§ DOCUMENT TEXT
July 23rd, 2012
05:04 PM ET

Do sanctions alter history books on Penn State and Paterno's legacy?

The NCAA's actions on Monday seem to be about more than just punishing Penn State's future football teams for the school's role in the Jerry Sandusky scandal.

In addition to the fines, bans and other sanctions it handed down that will hurt the storied program for a long time, in some eyes, the NCAA has wiped out almost all of the success of teams under coach Joe Paterno starting the moment he learned about Jerry Sandusky's actions but didn't do anything about it.

"Obviously, the 1998 date was selected because that's when the first reported incidents of abuse occurred and that's when the failure to respond appropriately began," NCAA President Mark Emmert said during a news conference on Monday. "And that was the point of time from which one could make an argument, of course, that the failures began inside the institution, so it seemed to both me and the executive committee that that was the appropriate beginning date."

Emmert's message was clear: The NCAA was choosing to punish a culture of silence, a culture that protected the program above all moral obligations and those responsible for making it that way.

§ SHORT PROBLEM
Duplicate the Penn State sanctions article word for word, starting at "Emmert's message was" and ending at "it that way.". The lines after this text can be skipped.

§ STORED ROWS
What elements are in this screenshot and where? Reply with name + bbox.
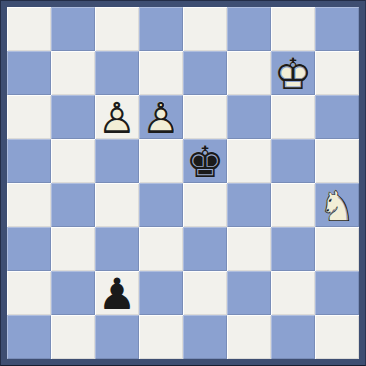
- square-d1[interactable]: [139, 315, 183, 359]
- square-a6[interactable]: [7, 95, 51, 139]
- square-a4[interactable]: [7, 183, 51, 227]
- square-g8[interactable]: [271, 7, 315, 51]
- white-pawn-d6[interactable]: ♟♙: [139, 95, 183, 139]
- square-h4[interactable]: ♞♘: [315, 183, 359, 227]
- square-h8[interactable]: [315, 7, 359, 51]
- square-h1[interactable]: [315, 315, 359, 359]
- square-e4[interactable]: [183, 183, 227, 227]
- square-a3[interactable]: [7, 227, 51, 271]
- square-g7[interactable]: ♚♔: [271, 51, 315, 95]
- square-h6[interactable]: [315, 95, 359, 139]
- white-pawn-c6[interactable]: ♟♙: [95, 95, 139, 139]
- square-d3[interactable]: [139, 227, 183, 271]
- square-d4[interactable]: [139, 183, 183, 227]
- square-h3[interactable]: [315, 227, 359, 271]
- square-g2[interactable]: [271, 271, 315, 315]
- square-e7[interactable]: [183, 51, 227, 95]
- piece-glyph-outline: ♔: [271, 51, 315, 95]
- square-h5[interactable]: [315, 139, 359, 183]
- square-f5[interactable]: [227, 139, 271, 183]
- square-c8[interactable]: [95, 7, 139, 51]
- square-g3[interactable]: [271, 227, 315, 271]
- square-c2[interactable]: ♟: [95, 271, 139, 315]
- square-d2[interactable]: [139, 271, 183, 315]
- square-f7[interactable]: [227, 51, 271, 95]
- square-e1[interactable]: [183, 315, 227, 359]
- piece-glyph-fill: ♚: [183, 139, 227, 183]
- square-a7[interactable]: [7, 51, 51, 95]
- square-b4[interactable]: [51, 183, 95, 227]
- square-d7[interactable]: [139, 51, 183, 95]
- square-c6[interactable]: ♟♙: [95, 95, 139, 139]
- square-f1[interactable]: [227, 315, 271, 359]
- square-e3[interactable]: [183, 227, 227, 271]
- chess-board: ♚♔♟♙♟♙♚♞♘♟: [7, 7, 359, 359]
- square-a8[interactable]: [7, 7, 51, 51]
- square-d5[interactable]: [139, 139, 183, 183]
- square-f4[interactable]: [227, 183, 271, 227]
- white-knight-h4[interactable]: ♞♘: [315, 183, 359, 227]
- black-king-e5[interactable]: ♚: [183, 139, 227, 183]
- square-f6[interactable]: [227, 95, 271, 139]
- square-f2[interactable]: [227, 271, 271, 315]
- board-frame: ♚♔♟♙♟♙♚♞♘♟: [0, 0, 366, 366]
- square-d6[interactable]: ♟♙: [139, 95, 183, 139]
- square-d8[interactable]: [139, 7, 183, 51]
- square-e5[interactable]: ♚: [183, 139, 227, 183]
- white-king-g7[interactable]: ♚♔: [271, 51, 315, 95]
- square-g4[interactable]: [271, 183, 315, 227]
- square-f8[interactable]: [227, 7, 271, 51]
- piece-glyph-outline: ♙: [139, 95, 183, 139]
- square-c4[interactable]: [95, 183, 139, 227]
- square-f3[interactable]: [227, 227, 271, 271]
- piece-glyph-outline: ♙: [95, 95, 139, 139]
- black-pawn-c2[interactable]: ♟: [95, 271, 139, 315]
- square-b5[interactable]: [51, 139, 95, 183]
- square-b6[interactable]: [51, 95, 95, 139]
- square-g5[interactable]: [271, 139, 315, 183]
- square-a5[interactable]: [7, 139, 51, 183]
- square-e8[interactable]: [183, 7, 227, 51]
- square-h2[interactable]: [315, 271, 359, 315]
- square-b7[interactable]: [51, 51, 95, 95]
- piece-glyph-fill: ♟: [95, 271, 139, 315]
- square-c5[interactable]: [95, 139, 139, 183]
- square-c3[interactable]: [95, 227, 139, 271]
- square-a2[interactable]: [7, 271, 51, 315]
- square-e2[interactable]: [183, 271, 227, 315]
- square-a1[interactable]: [7, 315, 51, 359]
- square-b2[interactable]: [51, 271, 95, 315]
- square-h7[interactable]: [315, 51, 359, 95]
- square-b3[interactable]: [51, 227, 95, 271]
- square-c1[interactable]: [95, 315, 139, 359]
- square-b1[interactable]: [51, 315, 95, 359]
- square-g6[interactable]: [271, 95, 315, 139]
- piece-glyph-outline: ♘: [315, 183, 359, 227]
- square-e6[interactable]: [183, 95, 227, 139]
- square-g1[interactable]: [271, 315, 315, 359]
- square-c7[interactable]: [95, 51, 139, 95]
- square-b8[interactable]: [51, 7, 95, 51]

§ COMPLETE RESPONSE
Emmert's message was clear: The NCAA was choosing to punish a culture of silence, a culture that protected the program above all moral obligations and those responsible for making it that way.